● **Input for this task**:
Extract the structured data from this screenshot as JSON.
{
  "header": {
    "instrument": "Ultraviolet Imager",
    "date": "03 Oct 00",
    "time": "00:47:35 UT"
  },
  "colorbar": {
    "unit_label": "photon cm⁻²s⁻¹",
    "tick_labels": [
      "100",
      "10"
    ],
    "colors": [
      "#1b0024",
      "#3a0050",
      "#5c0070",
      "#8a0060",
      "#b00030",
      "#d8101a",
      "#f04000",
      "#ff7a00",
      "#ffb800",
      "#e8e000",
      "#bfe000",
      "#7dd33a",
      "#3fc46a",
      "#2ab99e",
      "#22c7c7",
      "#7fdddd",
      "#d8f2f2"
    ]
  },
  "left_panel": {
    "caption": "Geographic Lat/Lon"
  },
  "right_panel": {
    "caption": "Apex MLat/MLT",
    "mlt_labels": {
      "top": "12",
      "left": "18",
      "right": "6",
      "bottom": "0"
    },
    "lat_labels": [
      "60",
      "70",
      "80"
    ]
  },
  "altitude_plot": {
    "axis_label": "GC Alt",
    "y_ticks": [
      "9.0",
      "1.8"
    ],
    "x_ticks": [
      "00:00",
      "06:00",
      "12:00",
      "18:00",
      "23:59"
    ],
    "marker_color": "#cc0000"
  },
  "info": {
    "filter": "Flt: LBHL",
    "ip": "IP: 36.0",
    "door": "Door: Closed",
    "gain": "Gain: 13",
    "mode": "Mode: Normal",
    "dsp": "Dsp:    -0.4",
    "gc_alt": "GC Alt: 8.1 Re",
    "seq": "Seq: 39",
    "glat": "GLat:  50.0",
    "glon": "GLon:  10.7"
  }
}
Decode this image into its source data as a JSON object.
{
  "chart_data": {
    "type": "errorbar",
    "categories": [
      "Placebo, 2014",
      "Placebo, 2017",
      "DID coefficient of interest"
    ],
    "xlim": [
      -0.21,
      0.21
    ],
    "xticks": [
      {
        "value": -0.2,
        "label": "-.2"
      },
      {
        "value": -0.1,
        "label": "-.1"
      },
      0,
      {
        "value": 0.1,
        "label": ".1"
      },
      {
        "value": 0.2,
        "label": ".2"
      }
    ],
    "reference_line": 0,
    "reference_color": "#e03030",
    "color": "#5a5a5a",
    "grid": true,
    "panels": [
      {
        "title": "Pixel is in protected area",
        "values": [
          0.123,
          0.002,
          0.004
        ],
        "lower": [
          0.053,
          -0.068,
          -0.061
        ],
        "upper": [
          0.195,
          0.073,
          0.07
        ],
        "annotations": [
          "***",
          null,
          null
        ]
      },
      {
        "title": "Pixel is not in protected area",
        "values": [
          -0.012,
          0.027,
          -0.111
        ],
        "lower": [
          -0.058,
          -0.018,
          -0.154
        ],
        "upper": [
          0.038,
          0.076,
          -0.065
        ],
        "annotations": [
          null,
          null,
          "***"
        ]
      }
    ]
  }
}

● **Aim**:
Write out the entire listing exactly.

● **Response**:
Extract the structured data from this screenshot as JSON.
{
  "header": {
    "instrument": "Ultraviolet Imager",
    "date": "03 Oct 00",
    "time": "00:47:35 UT"
  },
  "colorbar": {
    "unit_label": "photon cm⁻²s⁻¹",
    "tick_labels": [
      "100",
      "10"
    ],
    "colors": [
      "#1b0024",
      "#3a0050",
      "#5c0070",
      "#8a0060",
      "#b00030",
      "#d8101a",
      "#f04000",
      "#ff7a00",
      "#ffb800",
      "#e8e000",
      "#bfe000",
      "#7dd33a",
      "#3fc46a",
      "#2ab99e",
      "#22c7c7",
      "#7fdddd",
      "#d8f2f2"
    ]
  },
  "left_panel": {
    "caption": "Geographic Lat/Lon"
  },
  "right_panel": {
    "caption": "Apex MLat/MLT",
    "mlt_labels": {
      "top": "12",
      "left": "18",
      "right": "6",
      "bottom": "0"
    },
    "lat_labels": [
      "60",
      "70",
      "80"
    ]
  },
  "altitude_plot": {
    "axis_label": "GC Alt",
    "y_ticks": [
      "9.0",
      "1.8"
    ],
    "x_ticks": [
      "00:00",
      "06:00",
      "12:00",
      "18:00",
      "23:59"
    ],
    "marker_color": "#cc0000"
  },
  "info": {
    "filter": "Flt: LBHL",
    "ip": "IP: 36.0",
    "door": "Door: Closed",
    "gain": "Gain: 13",
    "mode": "Mode: Normal",
    "dsp": "Dsp:    -0.4",
    "gc_alt": "GC Alt: 8.1 Re",
    "seq": "Seq: 39",
    "glat": "GLat:  50.0",
    "glon": "GLon:  10.7"
  }
}
Decode this image into its source data as a JSON object.
{
  "chart_data": {
    "type": "errorbar",
    "categories": [
      "Placebo, 2014",
      "Placebo, 2017",
      "DID coefficient of interest"
    ],
    "xlim": [
      -0.21,
      0.21
    ],
    "xticks": [
      {
        "value": -0.2,
        "label": "-.2"
      },
      {
        "value": -0.1,
        "label": "-.1"
      },
      0,
      {
        "value": 0.1,
        "label": ".1"
      },
      {
        "value": 0.2,
        "label": ".2"
      }
    ],
    "reference_line": 0,
    "reference_color": "#e03030",
    "color": "#5a5a5a",
    "grid": true,
    "panels": [
      {
        "title": "Pixel is in protected area",
        "values": [
          0.123,
          0.002,
          0.004
        ],
        "lower": [
          0.053,
          -0.068,
          -0.061
        ],
        "upper": [
          0.195,
          0.073,
          0.07
        ],
        "annotations": [
          "***",
          null,
          null
        ]
      },
      {
        "title": "Pixel is not in protected area",
        "values": [
          -0.012,
          0.027,
          -0.111
        ],
        "lower": [
          -0.058,
          -0.018,
          -0.154
        ],
        "upper": [
          0.038,
          0.076,
          -0.065
        ],
        "annotations": [
          null,
          null,
          "***"
        ]
      }
    ]
  }
}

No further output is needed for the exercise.